» Data entries:
-- START --

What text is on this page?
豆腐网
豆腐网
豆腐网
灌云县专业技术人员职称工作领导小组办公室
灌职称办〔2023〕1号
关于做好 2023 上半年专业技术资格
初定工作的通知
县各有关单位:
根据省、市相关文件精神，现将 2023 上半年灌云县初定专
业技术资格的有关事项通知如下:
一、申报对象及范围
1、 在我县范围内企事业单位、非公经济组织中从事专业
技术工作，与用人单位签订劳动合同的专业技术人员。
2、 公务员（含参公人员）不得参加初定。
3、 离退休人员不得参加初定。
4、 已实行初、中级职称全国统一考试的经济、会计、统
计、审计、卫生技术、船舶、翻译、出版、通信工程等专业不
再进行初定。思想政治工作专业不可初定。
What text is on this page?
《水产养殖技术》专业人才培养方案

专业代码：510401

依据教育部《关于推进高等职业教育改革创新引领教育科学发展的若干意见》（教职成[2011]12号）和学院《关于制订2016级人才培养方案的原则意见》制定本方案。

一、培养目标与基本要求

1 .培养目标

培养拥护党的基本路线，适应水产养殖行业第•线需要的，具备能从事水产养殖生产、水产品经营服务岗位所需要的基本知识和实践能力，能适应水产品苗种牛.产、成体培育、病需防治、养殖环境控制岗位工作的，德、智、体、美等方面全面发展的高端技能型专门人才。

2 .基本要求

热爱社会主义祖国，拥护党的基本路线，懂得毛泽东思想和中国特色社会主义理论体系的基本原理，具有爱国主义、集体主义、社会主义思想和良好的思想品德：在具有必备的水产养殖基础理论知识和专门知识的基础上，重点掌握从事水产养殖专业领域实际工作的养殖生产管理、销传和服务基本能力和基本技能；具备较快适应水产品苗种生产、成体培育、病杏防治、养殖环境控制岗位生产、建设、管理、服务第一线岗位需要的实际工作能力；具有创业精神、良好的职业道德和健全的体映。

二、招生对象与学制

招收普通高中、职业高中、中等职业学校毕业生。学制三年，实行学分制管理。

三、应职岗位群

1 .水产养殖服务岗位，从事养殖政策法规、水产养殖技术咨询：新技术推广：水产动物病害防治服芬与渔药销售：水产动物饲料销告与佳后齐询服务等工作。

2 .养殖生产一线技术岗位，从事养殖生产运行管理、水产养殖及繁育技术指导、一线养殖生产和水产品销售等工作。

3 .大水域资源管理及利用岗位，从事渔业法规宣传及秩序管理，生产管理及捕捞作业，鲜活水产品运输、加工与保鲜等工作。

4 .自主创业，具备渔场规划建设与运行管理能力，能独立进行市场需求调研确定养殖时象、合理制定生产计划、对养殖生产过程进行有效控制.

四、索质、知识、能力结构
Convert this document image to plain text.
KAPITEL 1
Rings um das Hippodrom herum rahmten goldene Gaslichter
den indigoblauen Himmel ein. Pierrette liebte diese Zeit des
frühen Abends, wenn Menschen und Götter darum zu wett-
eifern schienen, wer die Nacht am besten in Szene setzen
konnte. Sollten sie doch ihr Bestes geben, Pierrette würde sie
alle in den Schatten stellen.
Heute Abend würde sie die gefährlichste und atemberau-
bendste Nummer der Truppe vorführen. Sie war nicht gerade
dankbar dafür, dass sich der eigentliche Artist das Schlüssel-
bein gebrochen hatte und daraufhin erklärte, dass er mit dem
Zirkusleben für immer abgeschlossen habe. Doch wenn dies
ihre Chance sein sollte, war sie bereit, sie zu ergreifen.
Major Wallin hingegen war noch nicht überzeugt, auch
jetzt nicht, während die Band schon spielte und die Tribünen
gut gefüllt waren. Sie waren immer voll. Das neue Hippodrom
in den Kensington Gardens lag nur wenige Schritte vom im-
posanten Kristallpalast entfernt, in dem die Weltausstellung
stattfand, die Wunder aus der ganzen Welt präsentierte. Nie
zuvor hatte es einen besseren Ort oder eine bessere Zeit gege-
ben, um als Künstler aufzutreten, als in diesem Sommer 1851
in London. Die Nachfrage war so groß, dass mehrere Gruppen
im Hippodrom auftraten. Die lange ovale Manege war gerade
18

-- END --

» Goal: Above are the records; copy every line in them that holds the word "Pierrette".

» Solved exercise:
den indigoblauen Himmel ein. Pierrette liebte diese Zeit des
konnte. Sollten sie doch ihr Bestes geben, Pierrette würde sie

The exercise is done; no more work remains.